## Begin Record excerpts

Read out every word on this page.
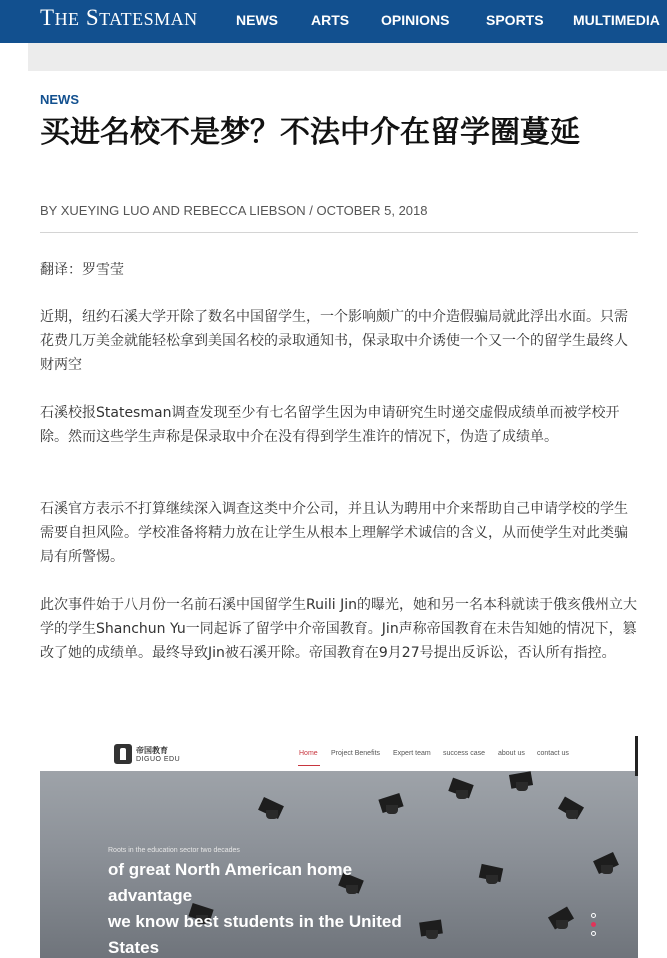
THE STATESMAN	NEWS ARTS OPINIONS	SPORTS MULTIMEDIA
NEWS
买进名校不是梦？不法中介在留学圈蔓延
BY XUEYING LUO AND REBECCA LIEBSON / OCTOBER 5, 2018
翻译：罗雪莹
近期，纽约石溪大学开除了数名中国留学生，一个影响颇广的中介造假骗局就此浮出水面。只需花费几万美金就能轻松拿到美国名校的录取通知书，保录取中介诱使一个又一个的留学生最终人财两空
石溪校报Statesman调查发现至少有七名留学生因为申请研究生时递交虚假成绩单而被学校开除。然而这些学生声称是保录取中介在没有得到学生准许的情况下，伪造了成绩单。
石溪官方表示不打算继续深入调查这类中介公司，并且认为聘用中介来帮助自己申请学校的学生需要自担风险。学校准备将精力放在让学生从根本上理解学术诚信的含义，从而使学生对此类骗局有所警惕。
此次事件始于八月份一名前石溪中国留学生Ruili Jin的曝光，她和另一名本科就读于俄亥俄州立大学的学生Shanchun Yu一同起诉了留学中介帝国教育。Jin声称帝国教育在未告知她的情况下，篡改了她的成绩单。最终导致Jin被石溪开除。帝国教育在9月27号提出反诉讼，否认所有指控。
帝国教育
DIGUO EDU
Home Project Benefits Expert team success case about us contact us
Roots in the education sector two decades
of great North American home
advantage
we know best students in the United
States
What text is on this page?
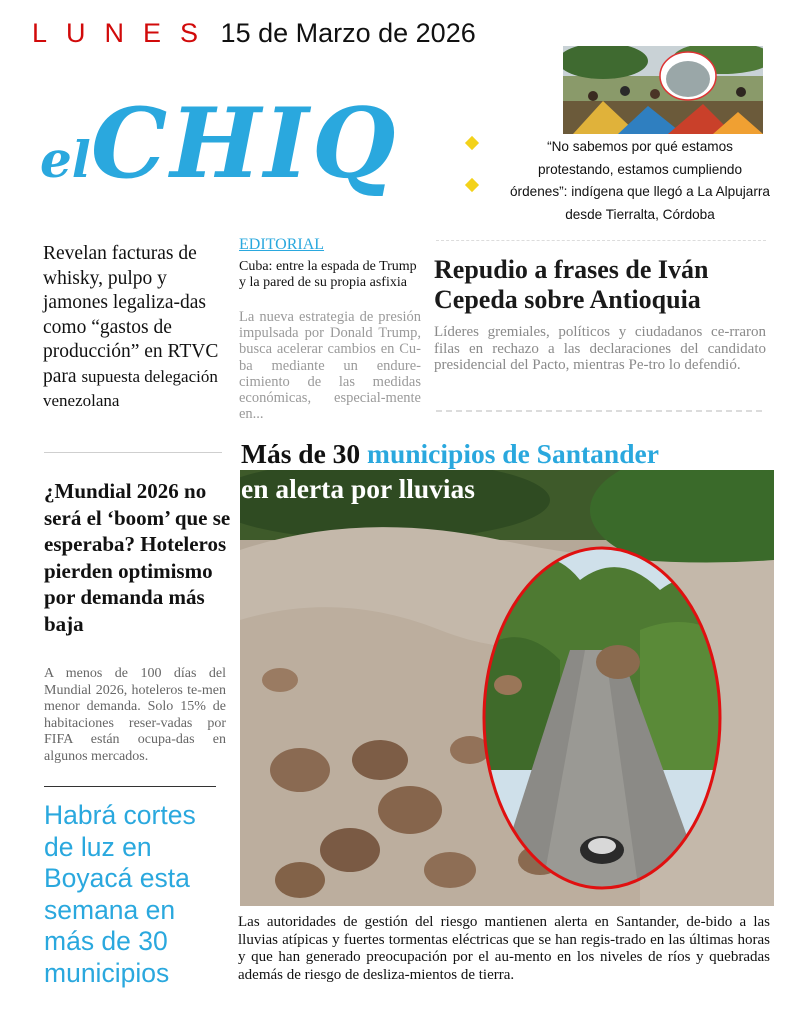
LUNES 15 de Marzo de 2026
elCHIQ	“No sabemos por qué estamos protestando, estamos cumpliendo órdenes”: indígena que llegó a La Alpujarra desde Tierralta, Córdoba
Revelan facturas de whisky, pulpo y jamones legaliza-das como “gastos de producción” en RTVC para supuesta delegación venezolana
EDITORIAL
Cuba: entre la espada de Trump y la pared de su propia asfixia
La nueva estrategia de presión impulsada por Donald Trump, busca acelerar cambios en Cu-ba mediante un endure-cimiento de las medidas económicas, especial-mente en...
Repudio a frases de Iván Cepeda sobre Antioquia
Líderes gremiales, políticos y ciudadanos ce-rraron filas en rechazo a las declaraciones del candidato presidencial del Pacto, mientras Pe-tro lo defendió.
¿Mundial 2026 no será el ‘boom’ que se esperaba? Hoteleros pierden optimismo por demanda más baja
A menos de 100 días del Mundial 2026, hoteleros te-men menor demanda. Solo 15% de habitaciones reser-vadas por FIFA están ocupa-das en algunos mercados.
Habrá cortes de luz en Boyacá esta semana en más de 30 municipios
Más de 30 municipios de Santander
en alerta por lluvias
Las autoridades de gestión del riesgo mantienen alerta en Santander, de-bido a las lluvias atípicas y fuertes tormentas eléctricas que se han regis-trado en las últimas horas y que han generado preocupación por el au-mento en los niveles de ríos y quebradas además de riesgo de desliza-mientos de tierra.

## End Record excerpts

What is asked: What comes back should match the records exactly, minus any pictures.

Completed task:
Read out every word on this page.
THE STATESMAN	NEWS ARTS OPINIONS	SPORTS MULTIMEDIA
NEWS
买进名校不是梦？不法中介在留学圈蔓延
BY XUEYING LUO AND REBECCA LIEBSON / OCTOBER 5, 2018
翻译：罗雪莹
近期，纽约石溪大学开除了数名中国留学生，一个影响颇广的中介造假骗局就此浮出水面。只需花费几万美金就能轻松拿到美国名校的录取通知书，保录取中介诱使一个又一个的留学生最终人财两空
石溪校报Statesman调查发现至少有七名留学生因为申请研究生时递交虚假成绩单而被学校开除。然而这些学生声称是保录取中介在没有得到学生准许的情况下，伪造了成绩单。
石溪官方表示不打算继续深入调查这类中介公司，并且认为聘用中介来帮助自己申请学校的学生需要自担风险。学校准备将精力放在让学生从根本上理解学术诚信的含义，从而使学生对此类骗局有所警惕。
此次事件始于八月份一名前石溪中国留学生Ruili Jin的曝光，她和另一名本科就读于俄亥俄州立大学的学生Shanchun Yu一同起诉了留学中介帝国教育。Jin声称帝国教育在未告知她的情况下，篡改了她的成绩单。最终导致Jin被石溪开除。帝国教育在9月27号提出反诉讼，否认所有指控。
帝国教育
DIGUO EDU
Home Project Benefits Expert team success case about us contact us
Roots in the education sector two decades
of great North American home
advantage
we know best students in the United
States
What text is on this page?
LUNES 15 de Marzo de 2026
elCHIQ	“No sabemos por qué estamos protestando, estamos cumpliendo órdenes”: indígena que llegó a La Alpujarra desde Tierralta, Córdoba
Revelan facturas de whisky, pulpo y jamones legaliza-das como “gastos de producción” en RTVC para supuesta delegación venezolana
EDITORIAL
Cuba: entre la espada de Trump y la pared de su propia asfixia
La nueva estrategia de presión impulsada por Donald Trump, busca acelerar cambios en Cu-ba mediante un endure-cimiento de las medidas económicas, especial-mente en...
Repudio a frases de Iván Cepeda sobre Antioquia
Líderes gremiales, políticos y ciudadanos ce-rraron filas en rechazo a las declaraciones del candidato presidencial del Pacto, mientras Pe-tro lo defendió.
¿Mundial 2026 no será el ‘boom’ que se esperaba? Hoteleros pierden optimismo por demanda más baja
A menos de 100 días del Mundial 2026, hoteleros te-men menor demanda. Solo 15% de habitaciones reser-vadas por FIFA están ocupa-das en algunos mercados.
Habrá cortes de luz en Boyacá esta semana en más de 30 municipios
Más de 30 municipios de Santander
en alerta por lluvias
Las autoridades de gestión del riesgo mantienen alerta en Santander, de-bido a las lluvias atípicas y fuertes tormentas eléctricas que se han regis-trado en las últimas horas y que han generado preocupación por el au-mento en los niveles de ríos y quebradas además de riesgo de desliza-mientos de tierra.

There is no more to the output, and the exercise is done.